======== RAW RECORDS
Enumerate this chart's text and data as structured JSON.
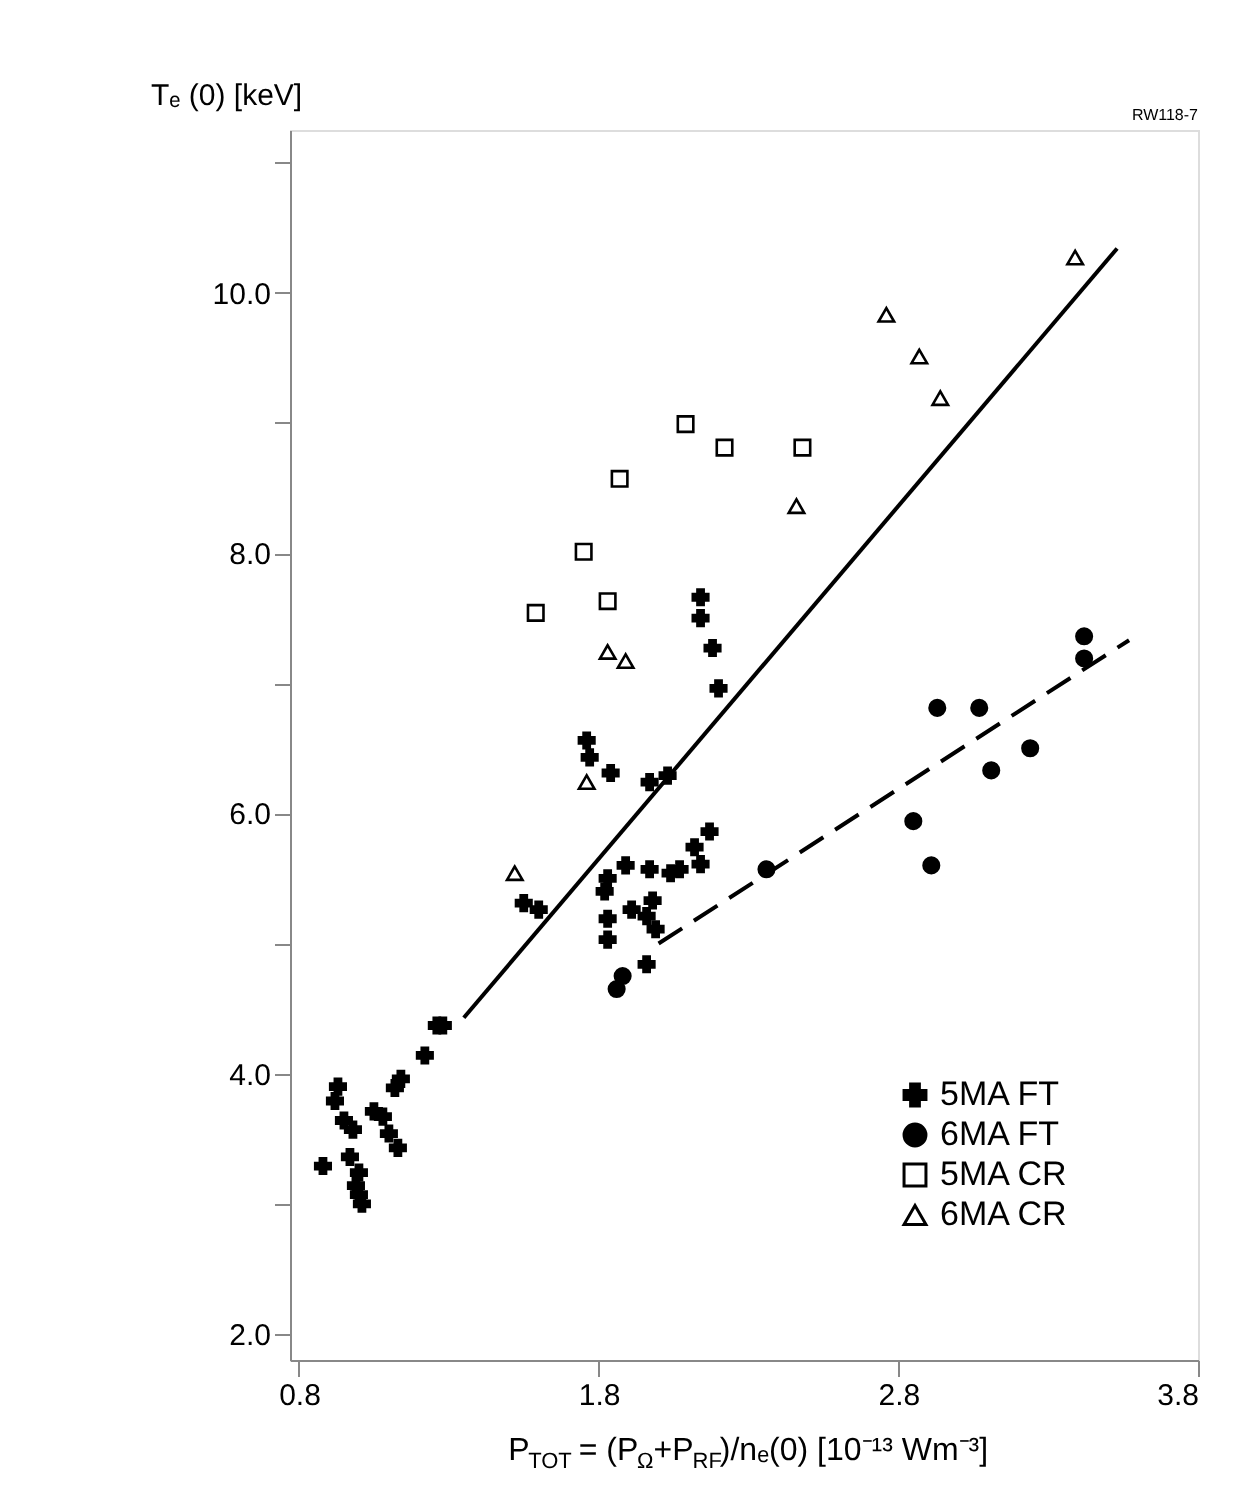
{
  "chart_data": {
    "type": "scatter",
    "xlabel": "P$_{TOT}$ = (P$_{Ω}$+P$_{RF}$)/nₑ(0) [10⁻¹³ Wm⁻³]",
    "ylabel": "Tₑ (0) [keV]",
    "annotations": [
      "RW118-7"
    ],
    "xlim": [
      0.77,
      3.8
    ],
    "xticks": [
      {
        "value": 0.8,
        "label": "0.8"
      },
      {
        "value": 1.8,
        "label": "1.8"
      },
      {
        "value": 2.8,
        "label": "2.8"
      },
      {
        "value": 3.8,
        "label": "3.8"
      }
    ],
    "ylim": [
      1.8,
      11.25
    ],
    "yticks": [
      {
        "value": 2,
        "label": "2.0"
      },
      {
        "value": 3,
        "label": null
      },
      {
        "value": 4,
        "label": "4.0"
      },
      {
        "value": 5,
        "label": null
      },
      {
        "value": 6,
        "label": "6.0"
      },
      {
        "value": 7,
        "label": null
      },
      {
        "value": 8,
        "label": "8.0"
      },
      {
        "value": 9,
        "label": null
      },
      {
        "value": 10,
        "label": "10.0"
      },
      {
        "value": 11,
        "label": null
      }
    ],
    "grid": false,
    "legend": "bottom right",
    "series": [
      {
        "name": "5MA FT",
        "marker": "cross",
        "color": "#000000",
        "x": [
          0.93,
          0.92,
          0.95,
          0.98,
          0.88,
          0.97,
          1.0,
          0.99,
          1.01,
          1.0,
          1.05,
          1.08,
          1.1,
          1.13,
          1.14,
          1.12,
          1.22,
          1.26,
          1.28,
          1.96,
          1.76,
          1.77,
          1.84,
          1.6,
          1.55,
          1.97,
          2.03,
          1.83,
          1.82,
          1.83,
          1.89,
          1.91,
          1.96,
          1.99,
          1.83,
          1.97,
          2.04,
          2.14,
          2.14,
          2.18,
          2.2,
          2.17,
          2.12,
          2.14,
          2.07,
          1.98
        ],
        "values": [
          3.9,
          3.79,
          3.64,
          3.57,
          3.29,
          3.36,
          3.24,
          3.14,
          3.0,
          3.07,
          3.71,
          3.67,
          3.54,
          3.43,
          3.96,
          3.89,
          4.14,
          4.37,
          4.37,
          4.84,
          6.56,
          6.43,
          6.31,
          5.26,
          5.31,
          6.24,
          6.29,
          5.5,
          5.4,
          5.19,
          5.6,
          5.26,
          5.21,
          5.11,
          5.03,
          5.57,
          5.54,
          7.66,
          7.5,
          7.27,
          6.96,
          5.86,
          5.74,
          5.61,
          5.57,
          5.33
        ]
      },
      {
        "name": "6MA FT",
        "marker": "circle",
        "color": "#000000",
        "x": [
          3.42,
          3.42,
          2.93,
          3.07,
          3.24,
          3.11,
          2.85,
          2.91,
          2.36,
          1.86,
          1.88
        ],
        "values": [
          7.36,
          7.19,
          6.81,
          6.81,
          6.5,
          6.33,
          5.94,
          5.6,
          5.57,
          4.65,
          4.75
        ]
      },
      {
        "name": "5MA CR",
        "marker": "square",
        "color": "#000000",
        "x": [
          1.75,
          1.87,
          2.09,
          2.22,
          2.48,
          1.59,
          1.83
        ],
        "values": [
          8.01,
          8.57,
          8.99,
          8.81,
          8.81,
          7.54,
          7.63
        ]
      },
      {
        "name": "6MA CR",
        "marker": "triangle",
        "color": "#000000",
        "x": [
          2.76,
          2.87,
          2.94,
          2.46,
          3.39,
          1.83,
          1.89,
          1.76,
          1.52
        ],
        "values": [
          9.83,
          9.51,
          9.19,
          8.36,
          10.27,
          7.24,
          7.17,
          6.24,
          5.54
        ]
      },
      {
        "type": "line",
        "line_style": "solid",
        "color": "#000000",
        "x": [
          1.35,
          3.53
        ],
        "values": [
          4.43,
          10.34
        ]
      },
      {
        "type": "line",
        "line_style": "dashed",
        "color": "#000000",
        "x": [
          2.0,
          3.57
        ],
        "values": [
          5.0,
          7.33
        ]
      }
    ]
  }
}
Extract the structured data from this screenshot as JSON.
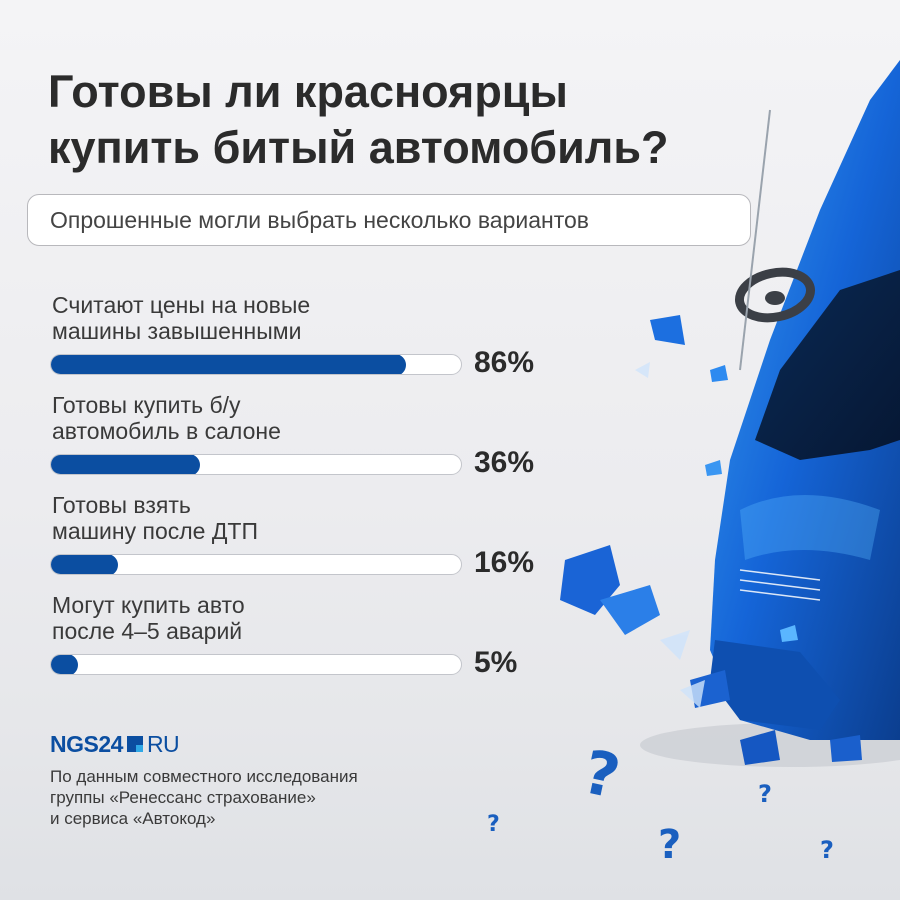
{
  "title_line1": "Готовы ли красноярцы",
  "title_line2": "купить битый автомобиль?",
  "subtitle": "Опрошенные могли выбрать несколько вариантов",
  "chart_data": {
    "type": "bar",
    "orientation": "horizontal",
    "categories": [
      "Считают цены на новые машины завышенными",
      "Готовы купить б/у автомобиль в салоне",
      "Готовы взять машину после ДТП",
      "Могут купить авто после 4–5 аварий"
    ],
    "category_lines": [
      [
        "Считают цены на новые",
        "машины завышенными"
      ],
      [
        "Готовы купить б/у",
        "автомобиль в салоне"
      ],
      [
        "Готовы взять",
        "машину после ДТП"
      ],
      [
        "Могут купить авто",
        "после 4–5 аварий"
      ]
    ],
    "values": [
      86,
      36,
      16,
      5
    ],
    "value_labels": [
      "86%",
      "36%",
      "16%",
      "5%"
    ],
    "xlim": [
      0,
      100
    ],
    "bar_color": "#0b4ea1",
    "track_color": "#ffffff"
  },
  "logo": {
    "brand": "NGS24",
    "domain": "RU"
  },
  "source_lines": [
    "По данным совместного исследования",
    "группы «Ренессанс страхование»",
    "и сервиса «Автокод»"
  ],
  "illustration": "crashed-blue-car",
  "decor_icon": "question-mark-icon"
}
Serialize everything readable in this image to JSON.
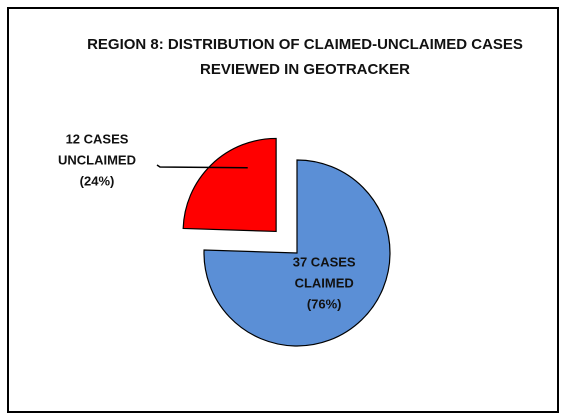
{
  "chart_data": {
    "type": "pie",
    "title": [
      "REGION 8: DISTRIBUTION OF CLAIMED-UNCLAIMED CASES",
      "REVIEWED IN GEOTRACKER"
    ],
    "categories": [
      "CLAIMED",
      "UNCLAIMED"
    ],
    "values": [
      37,
      12
    ],
    "value_labels": [
      "37 CASES",
      "12 CASES"
    ],
    "percent_labels": [
      "(76%)",
      "(24%)"
    ],
    "colors": [
      "#5b8fd6",
      "#ff0000"
    ],
    "explode": [
      false,
      true
    ]
  }
}
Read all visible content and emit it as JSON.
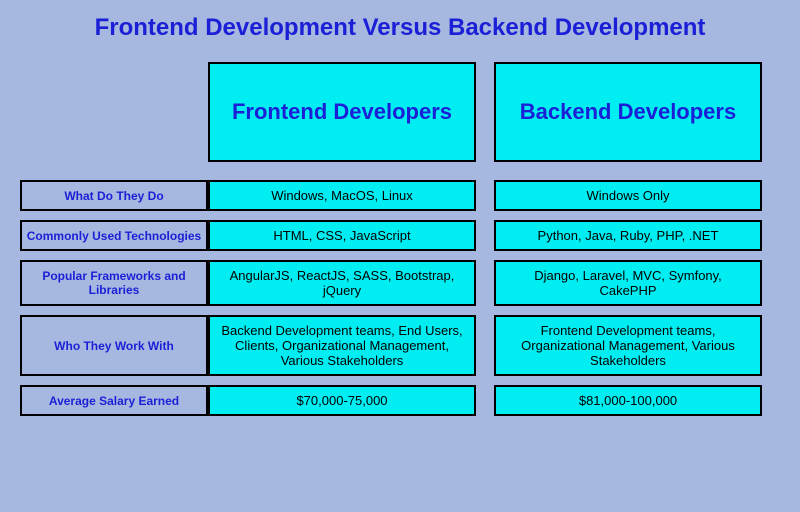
{
  "colors": {
    "page_bg": "#a7b8e0",
    "title_color": "#1b1fd6",
    "header_bg": "#00eef2",
    "header_text": "#1b1fd6",
    "label_bg": "#a7b8e0",
    "label_text": "#1b1fd6",
    "cell_bg": "#00eef2"
  },
  "title": "Frontend Development Versus Backend Development",
  "columns": {
    "a": "Frontend Developers",
    "b": "Backend Developers"
  },
  "rows": [
    {
      "label": "What Do They Do",
      "a": "Windows, MacOS, Linux",
      "b": "Windows Only"
    },
    {
      "label": "Commonly Used Technologies",
      "a": "HTML, CSS, JavaScript",
      "b": "Python, Java, Ruby, PHP, .NET"
    },
    {
      "label": "Popular Frameworks and Libraries",
      "a": "AngularJS, ReactJS, SASS, Bootstrap, jQuery",
      "b": "Django, Laravel, MVC, Symfony, CakePHP"
    },
    {
      "label": "Who They Work With",
      "a": "Backend Development teams, End Users, Clients, Organizational Management, Various Stakeholders",
      "b": "Frontend Development teams, Organizational Management, Various Stakeholders"
    },
    {
      "label": "Average Salary Earned",
      "a": "$70,000-75,000",
      "b": "$81,000-100,000"
    }
  ]
}
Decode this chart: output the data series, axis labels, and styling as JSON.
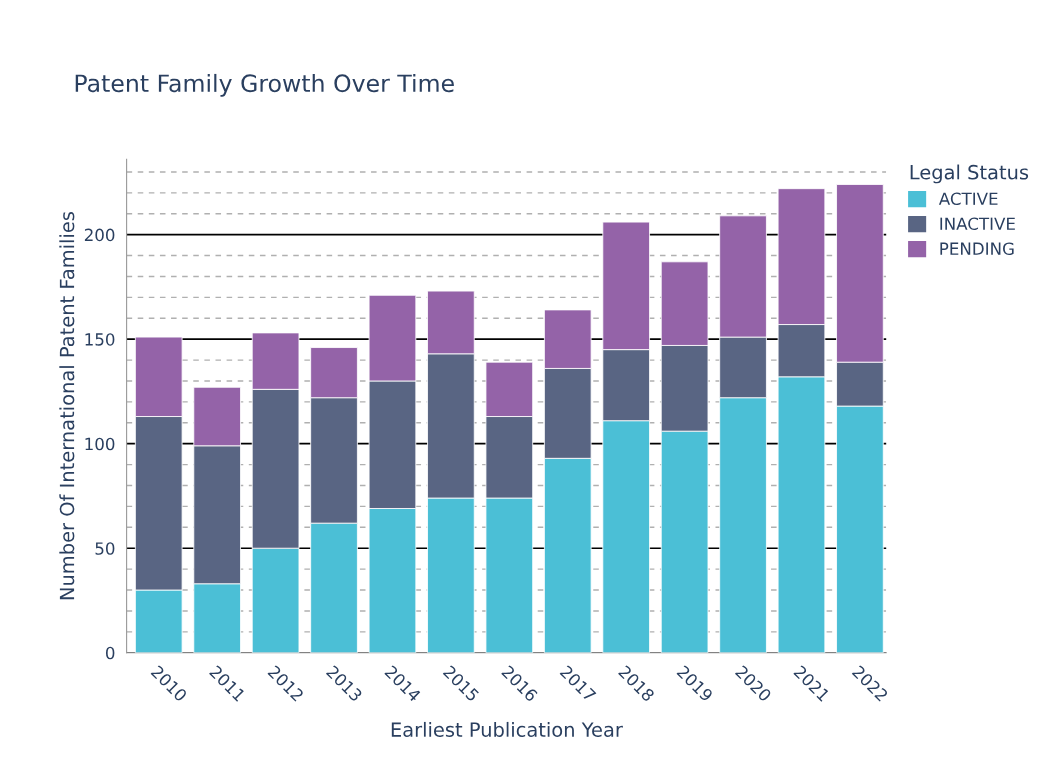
================
__WHAT TO WORK ON__. Each record should be quoted exactly, with the images omitted.

__TASK OUTPUT__.
Enumerate this chart's text and data as structured JSON.
{
  "chart_data": {
    "type": "scatter",
    "xlabel": "P$_{TOT}$ = (P$_{Ω}$+P$_{RF}$)/nₑ(0) [10⁻¹³ Wm⁻³]",
    "ylabel": "Tₑ (0) [keV]",
    "annotations": [
      "RW118-7"
    ],
    "xlim": [
      0.77,
      3.8
    ],
    "xticks": [
      {
        "value": 0.8,
        "label": "0.8"
      },
      {
        "value": 1.8,
        "label": "1.8"
      },
      {
        "value": 2.8,
        "label": "2.8"
      },
      {
        "value": 3.8,
        "label": "3.8"
      }
    ],
    "ylim": [
      1.8,
      11.25
    ],
    "yticks": [
      {
        "value": 2,
        "label": "2.0"
      },
      {
        "value": 3,
        "label": null
      },
      {
        "value": 4,
        "label": "4.0"
      },
      {
        "value": 5,
        "label": null
      },
      {
        "value": 6,
        "label": "6.0"
      },
      {
        "value": 7,
        "label": null
      },
      {
        "value": 8,
        "label": "8.0"
      },
      {
        "value": 9,
        "label": null
      },
      {
        "value": 10,
        "label": "10.0"
      },
      {
        "value": 11,
        "label": null
      }
    ],
    "grid": false,
    "legend": "bottom right",
    "series": [
      {
        "name": "5MA FT",
        "marker": "cross",
        "color": "#000000",
        "x": [
          0.93,
          0.92,
          0.95,
          0.98,
          0.88,
          0.97,
          1.0,
          0.99,
          1.01,
          1.0,
          1.05,
          1.08,
          1.1,
          1.13,
          1.14,
          1.12,
          1.22,
          1.26,
          1.28,
          1.96,
          1.76,
          1.77,
          1.84,
          1.6,
          1.55,
          1.97,
          2.03,
          1.83,
          1.82,
          1.83,
          1.89,
          1.91,
          1.96,
          1.99,
          1.83,
          1.97,
          2.04,
          2.14,
          2.14,
          2.18,
          2.2,
          2.17,
          2.12,
          2.14,
          2.07,
          1.98
        ],
        "values": [
          3.9,
          3.79,
          3.64,
          3.57,
          3.29,
          3.36,
          3.24,
          3.14,
          3.0,
          3.07,
          3.71,
          3.67,
          3.54,
          3.43,
          3.96,
          3.89,
          4.14,
          4.37,
          4.37,
          4.84,
          6.56,
          6.43,
          6.31,
          5.26,
          5.31,
          6.24,
          6.29,
          5.5,
          5.4,
          5.19,
          5.6,
          5.26,
          5.21,
          5.11,
          5.03,
          5.57,
          5.54,
          7.66,
          7.5,
          7.27,
          6.96,
          5.86,
          5.74,
          5.61,
          5.57,
          5.33
        ]
      },
      {
        "name": "6MA FT",
        "marker": "circle",
        "color": "#000000",
        "x": [
          3.42,
          3.42,
          2.93,
          3.07,
          3.24,
          3.11,
          2.85,
          2.91,
          2.36,
          1.86,
          1.88
        ],
        "values": [
          7.36,
          7.19,
          6.81,
          6.81,
          6.5,
          6.33,
          5.94,
          5.6,
          5.57,
          4.65,
          4.75
        ]
      },
      {
        "name": "5MA CR",
        "marker": "square",
        "color": "#000000",
        "x": [
          1.75,
          1.87,
          2.09,
          2.22,
          2.48,
          1.59,
          1.83
        ],
        "values": [
          8.01,
          8.57,
          8.99,
          8.81,
          8.81,
          7.54,
          7.63
        ]
      },
      {
        "name": "6MA CR",
        "marker": "triangle",
        "color": "#000000",
        "x": [
          2.76,
          2.87,
          2.94,
          2.46,
          3.39,
          1.83,
          1.89,
          1.76,
          1.52
        ],
        "values": [
          9.83,
          9.51,
          9.19,
          8.36,
          10.27,
          7.24,
          7.17,
          6.24,
          5.54
        ]
      },
      {
        "type": "line",
        "line_style": "solid",
        "color": "#000000",
        "x": [
          1.35,
          3.53
        ],
        "values": [
          4.43,
          10.34
        ]
      },
      {
        "type": "line",
        "line_style": "dashed",
        "color": "#000000",
        "x": [
          2.0,
          3.57
        ],
        "values": [
          5.0,
          7.33
        ]
      }
    ]
  }
}
Extract the structured data from this screenshot as JSON.
{
  "title_line1": "Готовы ли красноярцы",
  "title_line2": "купить битый автомобиль?",
  "subtitle": "Опрошенные могли выбрать несколько вариантов",
  "chart_data": {
    "type": "bar",
    "orientation": "horizontal",
    "categories": [
      "Считают цены на новые машины завышенными",
      "Готовы купить б/у автомобиль в салоне",
      "Готовы взять машину после ДТП",
      "Могут купить авто после 4–5 аварий"
    ],
    "category_lines": [
      [
        "Считают цены на новые",
        "машины завышенными"
      ],
      [
        "Готовы купить б/у",
        "автомобиль в салоне"
      ],
      [
        "Готовы взять",
        "машину после ДТП"
      ],
      [
        "Могут купить авто",
        "после 4–5 аварий"
      ]
    ],
    "values": [
      86,
      36,
      16,
      5
    ],
    "value_labels": [
      "86%",
      "36%",
      "16%",
      "5%"
    ],
    "xlim": [
      0,
      100
    ],
    "bar_color": "#0b4ea1",
    "track_color": "#ffffff"
  },
  "logo": {
    "brand": "NGS24",
    "domain": "RU"
  },
  "source_lines": [
    "По данным совместного исследования",
    "группы «Ренессанс страхование»",
    "и сервиса «Автокод»"
  ],
  "illustration": "crashed-blue-car",
  "decor_icon": "question-mark-icon"
}
Serialize everything readable in this image to JSON.
{
  "chart_data": {
    "type": "pie",
    "title": [
      "REGION 8: DISTRIBUTION OF CLAIMED-UNCLAIMED CASES",
      "REVIEWED IN GEOTRACKER"
    ],
    "categories": [
      "CLAIMED",
      "UNCLAIMED"
    ],
    "values": [
      37,
      12
    ],
    "value_labels": [
      "37 CASES",
      "12 CASES"
    ],
    "percent_labels": [
      "(76%)",
      "(24%)"
    ],
    "colors": [
      "#5b8fd6",
      "#ff0000"
    ],
    "explode": [
      false,
      true
    ]
  }
}
Read all visible content and emit it as JSON.
{
  "colors": {
    "page_bg": "#a7b8e0",
    "title_color": "#1b1fd6",
    "header_bg": "#00eef2",
    "header_text": "#1b1fd6",
    "label_bg": "#a7b8e0",
    "label_text": "#1b1fd6",
    "cell_bg": "#00eef2"
  },
  "title": "Frontend Development Versus Backend Development",
  "columns": {
    "a": "Frontend Developers",
    "b": "Backend Developers"
  },
  "rows": [
    {
      "label": "What Do They Do",
      "a": "Windows, MacOS, Linux",
      "b": "Windows Only"
    },
    {
      "label": "Commonly Used Technologies",
      "a": "HTML, CSS, JavaScript",
      "b": "Python, Java, Ruby, PHP, .NET"
    },
    {
      "label": "Popular Frameworks and Libraries",
      "a": "AngularJS, ReactJS, SASS, Bootstrap, jQuery",
      "b": "Django, Laravel, MVC, Symfony, CakePHP"
    },
    {
      "label": "Who They Work With",
      "a": "Backend Development teams, End Users, Clients, Organizational Management, Various Stakeholders",
      "b": "Frontend Development teams, Organizational Management, Various Stakeholders"
    },
    {
      "label": "Average Salary Earned",
      "a": "$70,000-75,000",
      "b": "$81,000-100,000"
    }
  ]
}
Decode this chart: output the data series, axis labels, and styling as JSON.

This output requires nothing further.